#### [WHAT YOU NEED TO DO]
What follows is a block of records; restate each one word for word.

#### [Structured figure records]
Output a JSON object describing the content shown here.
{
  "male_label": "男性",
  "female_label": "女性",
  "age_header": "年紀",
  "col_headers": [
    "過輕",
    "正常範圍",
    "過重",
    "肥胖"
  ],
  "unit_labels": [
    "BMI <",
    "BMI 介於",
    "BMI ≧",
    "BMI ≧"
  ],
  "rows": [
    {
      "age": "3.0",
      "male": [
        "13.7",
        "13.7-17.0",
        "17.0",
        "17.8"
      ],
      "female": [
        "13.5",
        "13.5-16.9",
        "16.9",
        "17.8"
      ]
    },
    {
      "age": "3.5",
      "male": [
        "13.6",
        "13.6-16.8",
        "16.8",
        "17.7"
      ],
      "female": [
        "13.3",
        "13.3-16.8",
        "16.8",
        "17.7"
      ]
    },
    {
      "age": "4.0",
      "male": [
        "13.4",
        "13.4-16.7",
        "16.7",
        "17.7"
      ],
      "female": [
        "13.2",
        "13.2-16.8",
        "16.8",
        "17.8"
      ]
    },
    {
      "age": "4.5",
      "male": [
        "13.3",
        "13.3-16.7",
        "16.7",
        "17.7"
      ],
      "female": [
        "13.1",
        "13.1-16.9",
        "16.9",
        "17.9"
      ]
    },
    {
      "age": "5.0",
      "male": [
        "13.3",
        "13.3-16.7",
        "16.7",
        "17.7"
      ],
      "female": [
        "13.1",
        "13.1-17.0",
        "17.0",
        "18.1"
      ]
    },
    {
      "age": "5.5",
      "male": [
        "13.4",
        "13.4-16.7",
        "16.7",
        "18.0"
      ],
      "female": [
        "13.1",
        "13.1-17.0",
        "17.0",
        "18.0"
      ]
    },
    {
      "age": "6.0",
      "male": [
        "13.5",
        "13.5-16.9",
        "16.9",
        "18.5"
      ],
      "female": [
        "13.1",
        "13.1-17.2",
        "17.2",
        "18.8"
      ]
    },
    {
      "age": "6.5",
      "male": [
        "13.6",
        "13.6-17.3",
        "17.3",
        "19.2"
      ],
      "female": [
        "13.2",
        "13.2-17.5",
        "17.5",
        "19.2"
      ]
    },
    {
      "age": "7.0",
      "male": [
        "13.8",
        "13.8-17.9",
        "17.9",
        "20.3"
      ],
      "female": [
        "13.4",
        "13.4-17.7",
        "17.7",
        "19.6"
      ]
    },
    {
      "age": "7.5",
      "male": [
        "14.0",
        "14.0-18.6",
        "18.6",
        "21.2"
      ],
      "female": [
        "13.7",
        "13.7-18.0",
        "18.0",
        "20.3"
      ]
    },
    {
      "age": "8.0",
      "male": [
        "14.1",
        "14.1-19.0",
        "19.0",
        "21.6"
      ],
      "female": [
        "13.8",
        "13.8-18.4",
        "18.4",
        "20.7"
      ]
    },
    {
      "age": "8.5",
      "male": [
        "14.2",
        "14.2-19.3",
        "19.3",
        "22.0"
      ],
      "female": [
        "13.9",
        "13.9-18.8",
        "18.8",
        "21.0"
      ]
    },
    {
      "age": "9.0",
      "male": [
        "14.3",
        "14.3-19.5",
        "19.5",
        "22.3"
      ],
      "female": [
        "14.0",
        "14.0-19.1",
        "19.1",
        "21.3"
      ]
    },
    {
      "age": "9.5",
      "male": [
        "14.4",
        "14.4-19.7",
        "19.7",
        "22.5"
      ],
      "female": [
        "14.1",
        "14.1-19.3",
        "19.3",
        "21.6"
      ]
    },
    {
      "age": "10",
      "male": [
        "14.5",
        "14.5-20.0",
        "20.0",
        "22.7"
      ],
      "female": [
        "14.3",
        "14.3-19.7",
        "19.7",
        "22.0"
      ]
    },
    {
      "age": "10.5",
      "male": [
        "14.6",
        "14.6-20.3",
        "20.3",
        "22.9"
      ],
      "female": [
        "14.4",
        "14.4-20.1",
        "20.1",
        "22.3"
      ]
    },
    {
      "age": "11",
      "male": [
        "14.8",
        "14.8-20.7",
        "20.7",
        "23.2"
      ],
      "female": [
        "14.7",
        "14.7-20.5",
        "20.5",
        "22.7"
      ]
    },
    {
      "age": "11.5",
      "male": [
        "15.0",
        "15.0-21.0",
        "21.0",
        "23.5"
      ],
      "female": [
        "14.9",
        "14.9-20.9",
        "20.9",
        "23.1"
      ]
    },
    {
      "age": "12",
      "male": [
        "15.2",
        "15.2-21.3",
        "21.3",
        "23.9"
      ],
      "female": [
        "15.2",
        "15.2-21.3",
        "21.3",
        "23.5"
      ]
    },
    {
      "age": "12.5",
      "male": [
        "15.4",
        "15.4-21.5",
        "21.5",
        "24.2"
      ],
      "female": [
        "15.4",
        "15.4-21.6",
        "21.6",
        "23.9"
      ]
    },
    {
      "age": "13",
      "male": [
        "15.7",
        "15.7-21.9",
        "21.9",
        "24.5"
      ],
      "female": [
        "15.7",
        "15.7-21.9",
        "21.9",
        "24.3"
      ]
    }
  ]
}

#### [RESULT]
Output a JSON object describing the content shown here.
{
  "male_label": "男性",
  "female_label": "女性",
  "age_header": "年紀",
  "col_headers": [
    "過輕",
    "正常範圍",
    "過重",
    "肥胖"
  ],
  "unit_labels": [
    "BMI <",
    "BMI 介於",
    "BMI ≧",
    "BMI ≧"
  ],
  "rows": [
    {
      "age": "3.0",
      "male": [
        "13.7",
        "13.7-17.0",
        "17.0",
        "17.8"
      ],
      "female": [
        "13.5",
        "13.5-16.9",
        "16.9",
        "17.8"
      ]
    },
    {
      "age": "3.5",
      "male": [
        "13.6",
        "13.6-16.8",
        "16.8",
        "17.7"
      ],
      "female": [
        "13.3",
        "13.3-16.8",
        "16.8",
        "17.7"
      ]
    },
    {
      "age": "4.0",
      "male": [
        "13.4",
        "13.4-16.7",
        "16.7",
        "17.7"
      ],
      "female": [
        "13.2",
        "13.2-16.8",
        "16.8",
        "17.8"
      ]
    },
    {
      "age": "4.5",
      "male": [
        "13.3",
        "13.3-16.7",
        "16.7",
        "17.7"
      ],
      "female": [
        "13.1",
        "13.1-16.9",
        "16.9",
        "17.9"
      ]
    },
    {
      "age": "5.0",
      "male": [
        "13.3",
        "13.3-16.7",
        "16.7",
        "17.7"
      ],
      "female": [
        "13.1",
        "13.1-17.0",
        "17.0",
        "18.1"
      ]
    },
    {
      "age": "5.5",
      "male": [
        "13.4",
        "13.4-16.7",
        "16.7",
        "18.0"
      ],
      "female": [
        "13.1",
        "13.1-17.0",
        "17.0",
        "18.0"
      ]
    },
    {
      "age": "6.0",
      "male": [
        "13.5",
        "13.5-16.9",
        "16.9",
        "18.5"
      ],
      "female": [
        "13.1",
        "13.1-17.2",
        "17.2",
        "18.8"
      ]
    },
    {
      "age": "6.5",
      "male": [
        "13.6",
        "13.6-17.3",
        "17.3",
        "19.2"
      ],
      "female": [
        "13.2",
        "13.2-17.5",
        "17.5",
        "19.2"
      ]
    },
    {
      "age": "7.0",
      "male": [
        "13.8",
        "13.8-17.9",
        "17.9",
        "20.3"
      ],
      "female": [
        "13.4",
        "13.4-17.7",
        "17.7",
        "19.6"
      ]
    },
    {
      "age": "7.5",
      "male": [
        "14.0",
        "14.0-18.6",
        "18.6",
        "21.2"
      ],
      "female": [
        "13.7",
        "13.7-18.0",
        "18.0",
        "20.3"
      ]
    },
    {
      "age": "8.0",
      "male": [
        "14.1",
        "14.1-19.0",
        "19.0",
        "21.6"
      ],
      "female": [
        "13.8",
        "13.8-18.4",
        "18.4",
        "20.7"
      ]
    },
    {
      "age": "8.5",
      "male": [
        "14.2",
        "14.2-19.3",
        "19.3",
        "22.0"
      ],
      "female": [
        "13.9",
        "13.9-18.8",
        "18.8",
        "21.0"
      ]
    },
    {
      "age": "9.0",
      "male": [
        "14.3",
        "14.3-19.5",
        "19.5",
        "22.3"
      ],
      "female": [
        "14.0",
        "14.0-19.1",
        "19.1",
        "21.3"
      ]
    },
    {
      "age": "9.5",
      "male": [
        "14.4",
        "14.4-19.7",
        "19.7",
        "22.5"
      ],
      "female": [
        "14.1",
        "14.1-19.3",
        "19.3",
        "21.6"
      ]
    },
    {
      "age": "10",
      "male": [
        "14.5",
        "14.5-20.0",
        "20.0",
        "22.7"
      ],
      "female": [
        "14.3",
        "14.3-19.7",
        "19.7",
        "22.0"
      ]
    },
    {
      "age": "10.5",
      "male": [
        "14.6",
        "14.6-20.3",
        "20.3",
        "22.9"
      ],
      "female": [
        "14.4",
        "14.4-20.1",
        "20.1",
        "22.3"
      ]
    },
    {
      "age": "11",
      "male": [
        "14.8",
        "14.8-20.7",
        "20.7",
        "23.2"
      ],
      "female": [
        "14.7",
        "14.7-20.5",
        "20.5",
        "22.7"
      ]
    },
    {
      "age": "11.5",
      "male": [
        "15.0",
        "15.0-21.0",
        "21.0",
        "23.5"
      ],
      "female": [
        "14.9",
        "14.9-20.9",
        "20.9",
        "23.1"
      ]
    },
    {
      "age": "12",
      "male": [
        "15.2",
        "15.2-21.3",
        "21.3",
        "23.9"
      ],
      "female": [
        "15.2",
        "15.2-21.3",
        "21.3",
        "23.5"
      ]
    },
    {
      "age": "12.5",
      "male": [
        "15.4",
        "15.4-21.5",
        "21.5",
        "24.2"
      ],
      "female": [
        "15.4",
        "15.4-21.6",
        "21.6",
        "23.9"
      ]
    },
    {
      "age": "13",
      "male": [
        "15.7",
        "15.7-21.9",
        "21.9",
        "24.5"
      ],
      "female": [
        "15.7",
        "15.7-21.9",
        "21.9",
        "24.3"
      ]
    }
  ]
}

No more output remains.